**Stated problem**
Your task is to repeat the entries word for word while leaving out the pictures.

**Material provided**

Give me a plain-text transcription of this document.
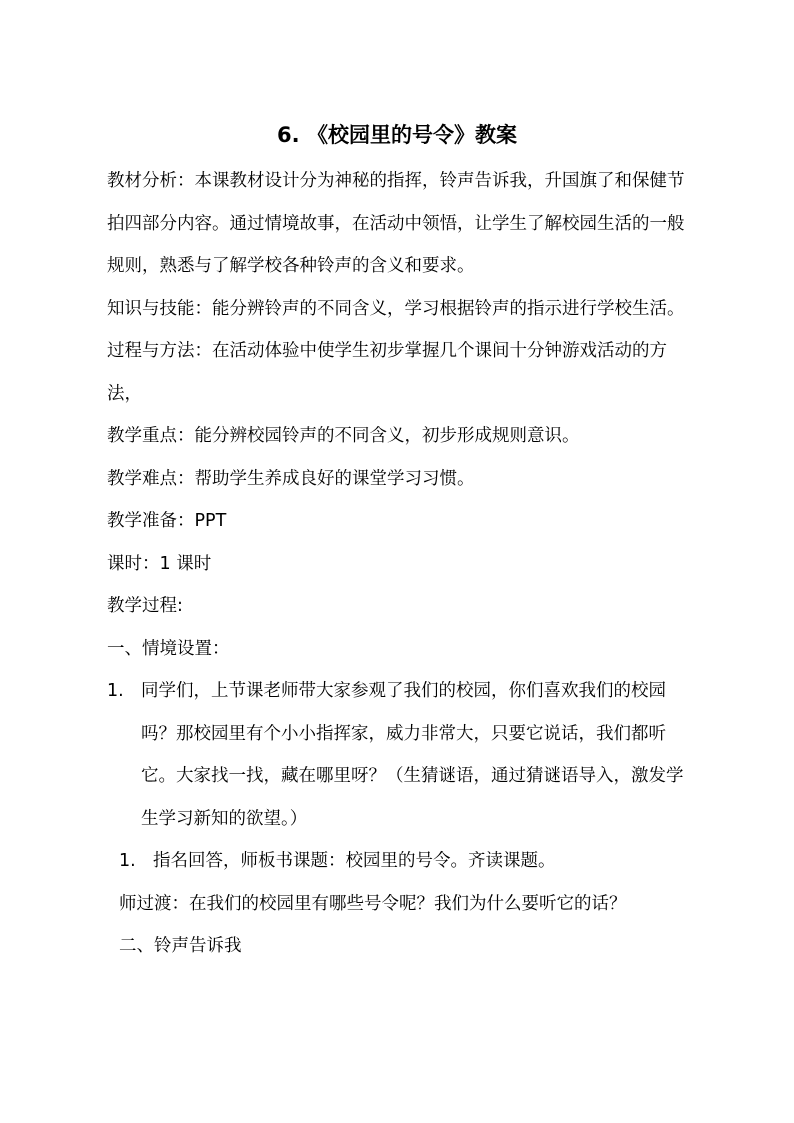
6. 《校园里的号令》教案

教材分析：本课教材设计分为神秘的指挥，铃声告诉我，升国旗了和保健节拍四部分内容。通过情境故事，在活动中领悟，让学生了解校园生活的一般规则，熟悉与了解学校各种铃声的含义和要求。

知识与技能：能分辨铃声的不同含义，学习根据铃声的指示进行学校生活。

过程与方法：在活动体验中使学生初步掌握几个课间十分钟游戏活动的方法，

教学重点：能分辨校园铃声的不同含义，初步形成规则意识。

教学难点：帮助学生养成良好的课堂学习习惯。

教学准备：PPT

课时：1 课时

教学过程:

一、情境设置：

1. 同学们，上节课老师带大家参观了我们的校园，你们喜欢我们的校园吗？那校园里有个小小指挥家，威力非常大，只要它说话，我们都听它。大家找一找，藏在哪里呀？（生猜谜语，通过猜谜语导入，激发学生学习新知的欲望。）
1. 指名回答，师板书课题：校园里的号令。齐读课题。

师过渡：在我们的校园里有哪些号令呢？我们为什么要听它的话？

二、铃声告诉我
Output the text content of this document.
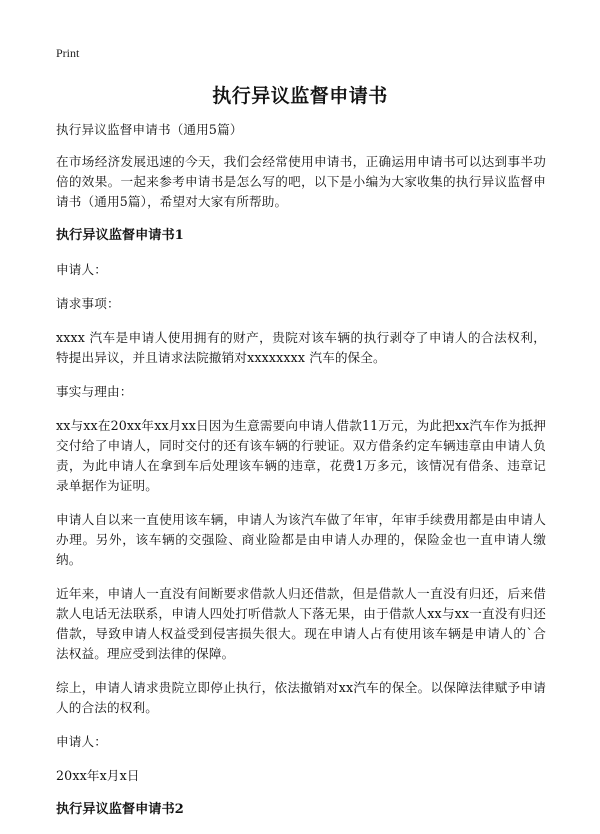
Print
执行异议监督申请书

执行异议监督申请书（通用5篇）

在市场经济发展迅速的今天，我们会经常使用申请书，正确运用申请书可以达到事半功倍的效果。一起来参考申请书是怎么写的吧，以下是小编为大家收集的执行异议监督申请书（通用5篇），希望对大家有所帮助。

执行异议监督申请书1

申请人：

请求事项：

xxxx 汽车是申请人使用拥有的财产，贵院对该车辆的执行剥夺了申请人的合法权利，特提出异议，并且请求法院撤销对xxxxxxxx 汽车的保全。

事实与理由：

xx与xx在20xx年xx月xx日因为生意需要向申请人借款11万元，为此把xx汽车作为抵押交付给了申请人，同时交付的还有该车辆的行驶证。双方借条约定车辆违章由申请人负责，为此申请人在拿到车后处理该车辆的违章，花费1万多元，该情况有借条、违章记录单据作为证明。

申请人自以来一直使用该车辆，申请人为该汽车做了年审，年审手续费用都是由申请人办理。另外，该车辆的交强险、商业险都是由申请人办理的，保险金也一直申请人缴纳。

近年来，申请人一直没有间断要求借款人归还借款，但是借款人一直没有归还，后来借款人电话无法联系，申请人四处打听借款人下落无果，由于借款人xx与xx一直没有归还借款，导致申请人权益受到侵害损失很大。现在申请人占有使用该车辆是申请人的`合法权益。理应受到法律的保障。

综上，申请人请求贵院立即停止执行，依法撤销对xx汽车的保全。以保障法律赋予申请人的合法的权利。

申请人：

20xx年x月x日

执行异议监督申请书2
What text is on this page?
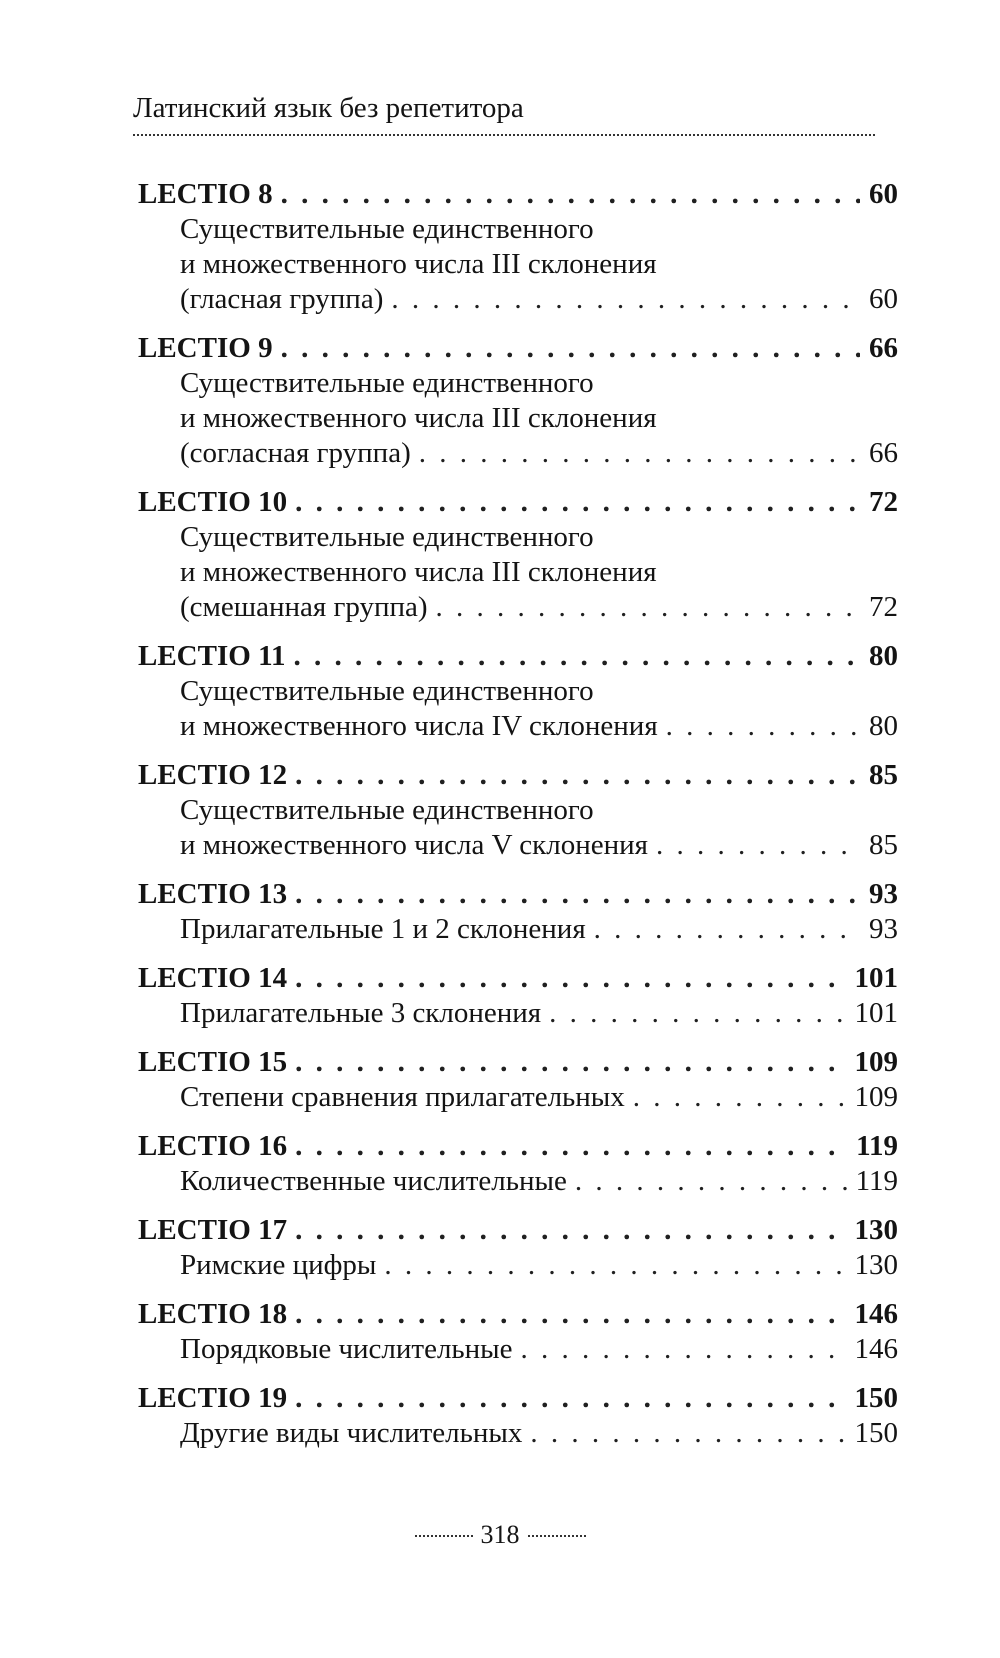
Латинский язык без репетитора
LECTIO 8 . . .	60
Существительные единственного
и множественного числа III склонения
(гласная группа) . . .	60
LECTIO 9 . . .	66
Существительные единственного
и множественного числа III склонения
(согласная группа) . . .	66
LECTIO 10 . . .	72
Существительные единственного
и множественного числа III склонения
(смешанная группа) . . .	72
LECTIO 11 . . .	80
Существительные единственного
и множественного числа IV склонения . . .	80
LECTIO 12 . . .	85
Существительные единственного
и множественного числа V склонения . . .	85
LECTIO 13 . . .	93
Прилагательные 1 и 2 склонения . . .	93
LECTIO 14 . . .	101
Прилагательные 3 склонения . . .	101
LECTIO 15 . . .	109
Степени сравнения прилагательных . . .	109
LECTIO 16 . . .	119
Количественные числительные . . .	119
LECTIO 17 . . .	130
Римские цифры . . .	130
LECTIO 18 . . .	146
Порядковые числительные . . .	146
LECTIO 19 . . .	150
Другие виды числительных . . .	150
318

**Reply to the exercise**
Give me a plain-text transcription of this document.
6. 《校园里的号令》教案

教材分析：本课教材设计分为神秘的指挥，铃声告诉我，升国旗了和保健节拍四部分内容。通过情境故事，在活动中领悟，让学生了解校园生活的一般规则，熟悉与了解学校各种铃声的含义和要求。

知识与技能：能分辨铃声的不同含义，学习根据铃声的指示进行学校生活。

过程与方法：在活动体验中使学生初步掌握几个课间十分钟游戏活动的方法，

教学重点：能分辨校园铃声的不同含义，初步形成规则意识。

教学难点：帮助学生养成良好的课堂学习习惯。

教学准备：PPT

课时：1 课时

教学过程:

一、情境设置：

1. 同学们，上节课老师带大家参观了我们的校园，你们喜欢我们的校园吗？那校园里有个小小指挥家，威力非常大，只要它说话，我们都听它。大家找一找，藏在哪里呀？（生猜谜语，通过猜谜语导入，激发学生学习新知的欲望。）
1. 指名回答，师板书课题：校园里的号令。齐读课题。

师过渡：在我们的校园里有哪些号令呢？我们为什么要听它的话？

二、铃声告诉我
Output the text content of this document.
Print
执行异议监督申请书

执行异议监督申请书（通用5篇）

在市场经济发展迅速的今天，我们会经常使用申请书，正确运用申请书可以达到事半功倍的效果。一起来参考申请书是怎么写的吧，以下是小编为大家收集的执行异议监督申请书（通用5篇），希望对大家有所帮助。

执行异议监督申请书1

申请人：

请求事项：

xxxx 汽车是申请人使用拥有的财产，贵院对该车辆的执行剥夺了申请人的合法权利，特提出异议，并且请求法院撤销对xxxxxxxx 汽车的保全。

事实与理由：

xx与xx在20xx年xx月xx日因为生意需要向申请人借款11万元，为此把xx汽车作为抵押交付给了申请人，同时交付的还有该车辆的行驶证。双方借条约定车辆违章由申请人负责，为此申请人在拿到车后处理该车辆的违章，花费1万多元，该情况有借条、违章记录单据作为证明。

申请人自以来一直使用该车辆，申请人为该汽车做了年审，年审手续费用都是由申请人办理。另外，该车辆的交强险、商业险都是由申请人办理的，保险金也一直申请人缴纳。

近年来，申请人一直没有间断要求借款人归还借款，但是借款人一直没有归还，后来借款人电话无法联系，申请人四处打听借款人下落无果，由于借款人xx与xx一直没有归还借款，导致申请人权益受到侵害损失很大。现在申请人占有使用该车辆是申请人的`合法权益。理应受到法律的保障。

综上，申请人请求贵院立即停止执行，依法撤销对xx汽车的保全。以保障法律赋予申请人的合法的权利。

申请人：

20xx年x月x日

执行异议监督申请书2
What text is on this page?
Латинский язык без репетитора
LECTIO 8 . . .	60
Существительные единственного
и множественного числа III склонения
(гласная группа) . . .	60
LECTIO 9 . . .	66
Существительные единственного
и множественного числа III склонения
(согласная группа) . . .	66
LECTIO 10 . . .	72
Существительные единственного
и множественного числа III склонения
(смешанная группа) . . .	72
LECTIO 11 . . .	80
Существительные единственного
и множественного числа IV склонения . . .	80
LECTIO 12 . . .	85
Существительные единственного
и множественного числа V склонения . . .	85
LECTIO 13 . . .	93
Прилагательные 1 и 2 склонения . . .	93
LECTIO 14 . . .	101
Прилагательные 3 склонения . . .	101
LECTIO 15 . . .	109
Степени сравнения прилагательных . . .	109
LECTIO 16 . . .	119
Количественные числительные . . .	119
LECTIO 17 . . .	130
Римские цифры . . .	130
LECTIO 18 . . .	146
Порядковые числительные . . .	146
LECTIO 19 . . .	150
Другие виды числительных . . .	150
318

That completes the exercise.